WORK TO BE COMPLETED »
In the copy, include every entry exactly but none of the pictures.

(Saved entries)
________________________________________
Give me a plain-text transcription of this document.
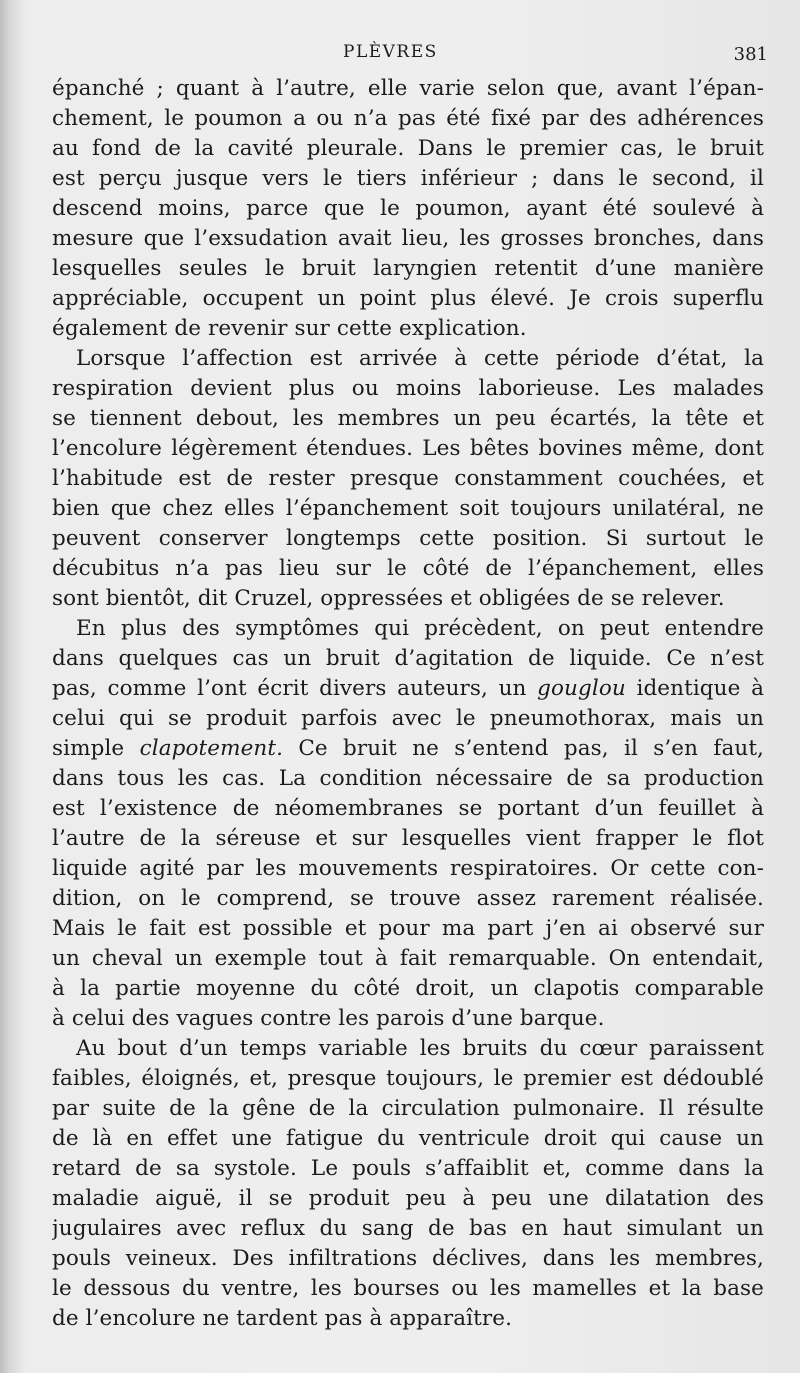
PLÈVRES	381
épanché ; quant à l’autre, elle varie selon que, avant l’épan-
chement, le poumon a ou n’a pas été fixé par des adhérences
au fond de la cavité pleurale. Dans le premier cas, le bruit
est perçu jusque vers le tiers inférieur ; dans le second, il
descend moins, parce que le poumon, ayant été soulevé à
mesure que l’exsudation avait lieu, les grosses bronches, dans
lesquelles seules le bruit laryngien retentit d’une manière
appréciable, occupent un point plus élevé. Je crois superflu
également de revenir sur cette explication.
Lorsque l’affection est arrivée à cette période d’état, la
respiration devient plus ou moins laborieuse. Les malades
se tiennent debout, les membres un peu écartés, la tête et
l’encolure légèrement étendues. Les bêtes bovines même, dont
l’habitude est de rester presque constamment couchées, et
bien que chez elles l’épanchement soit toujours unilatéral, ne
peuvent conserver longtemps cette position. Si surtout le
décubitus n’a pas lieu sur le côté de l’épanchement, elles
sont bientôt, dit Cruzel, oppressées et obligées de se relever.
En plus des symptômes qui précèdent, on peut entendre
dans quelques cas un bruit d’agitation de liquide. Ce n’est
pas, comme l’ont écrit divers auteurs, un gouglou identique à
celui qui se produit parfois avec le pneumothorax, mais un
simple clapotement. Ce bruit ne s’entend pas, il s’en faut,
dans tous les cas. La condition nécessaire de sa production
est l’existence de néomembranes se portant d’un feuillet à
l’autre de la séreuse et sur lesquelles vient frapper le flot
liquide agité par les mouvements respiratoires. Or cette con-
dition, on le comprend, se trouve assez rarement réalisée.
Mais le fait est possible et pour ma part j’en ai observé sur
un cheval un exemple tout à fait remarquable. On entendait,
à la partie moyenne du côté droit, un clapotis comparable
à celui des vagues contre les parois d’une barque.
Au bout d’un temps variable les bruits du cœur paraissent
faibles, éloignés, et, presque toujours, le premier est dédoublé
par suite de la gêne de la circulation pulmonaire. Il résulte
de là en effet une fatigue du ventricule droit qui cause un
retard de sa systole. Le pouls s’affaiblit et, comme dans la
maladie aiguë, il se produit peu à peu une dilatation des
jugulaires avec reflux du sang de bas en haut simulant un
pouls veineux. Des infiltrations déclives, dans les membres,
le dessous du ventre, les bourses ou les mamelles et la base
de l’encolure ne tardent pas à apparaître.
________________________________________
RESULT FOR THIS EXERCISE »
Give me a plain-text transcription of this document.
PLÈVRES	381
épanché ; quant à l’autre, elle varie selon que, avant l’épan-
chement, le poumon a ou n’a pas été fixé par des adhérences
au fond de la cavité pleurale. Dans le premier cas, le bruit
est perçu jusque vers le tiers inférieur ; dans le second, il
descend moins, parce que le poumon, ayant été soulevé à
mesure que l’exsudation avait lieu, les grosses bronches, dans
lesquelles seules le bruit laryngien retentit d’une manière
appréciable, occupent un point plus élevé. Je crois superflu
également de revenir sur cette explication.
Lorsque l’affection est arrivée à cette période d’état, la
respiration devient plus ou moins laborieuse. Les malades
se tiennent debout, les membres un peu écartés, la tête et
l’encolure légèrement étendues. Les bêtes bovines même, dont
l’habitude est de rester presque constamment couchées, et
bien que chez elles l’épanchement soit toujours unilatéral, ne
peuvent conserver longtemps cette position. Si surtout le
décubitus n’a pas lieu sur le côté de l’épanchement, elles
sont bientôt, dit Cruzel, oppressées et obligées de se relever.
En plus des symptômes qui précèdent, on peut entendre
dans quelques cas un bruit d’agitation de liquide. Ce n’est
pas, comme l’ont écrit divers auteurs, un gouglou identique à
celui qui se produit parfois avec le pneumothorax, mais un
simple clapotement. Ce bruit ne s’entend pas, il s’en faut,
dans tous les cas. La condition nécessaire de sa production
est l’existence de néomembranes se portant d’un feuillet à
l’autre de la séreuse et sur lesquelles vient frapper le flot
liquide agité par les mouvements respiratoires. Or cette con-
dition, on le comprend, se trouve assez rarement réalisée.
Mais le fait est possible et pour ma part j’en ai observé sur
un cheval un exemple tout à fait remarquable. On entendait,
à la partie moyenne du côté droit, un clapotis comparable
à celui des vagues contre les parois d’une barque.
Au bout d’un temps variable les bruits du cœur paraissent
faibles, éloignés, et, presque toujours, le premier est dédoublé
par suite de la gêne de la circulation pulmonaire. Il résulte
de là en effet une fatigue du ventricule droit qui cause un
retard de sa systole. Le pouls s’affaiblit et, comme dans la
maladie aiguë, il se produit peu à peu une dilatation des
jugulaires avec reflux du sang de bas en haut simulant un
pouls veineux. Des infiltrations déclives, dans les membres,
le dessous du ventre, les bourses ou les mamelles et la base
de l’encolure ne tardent pas à apparaître.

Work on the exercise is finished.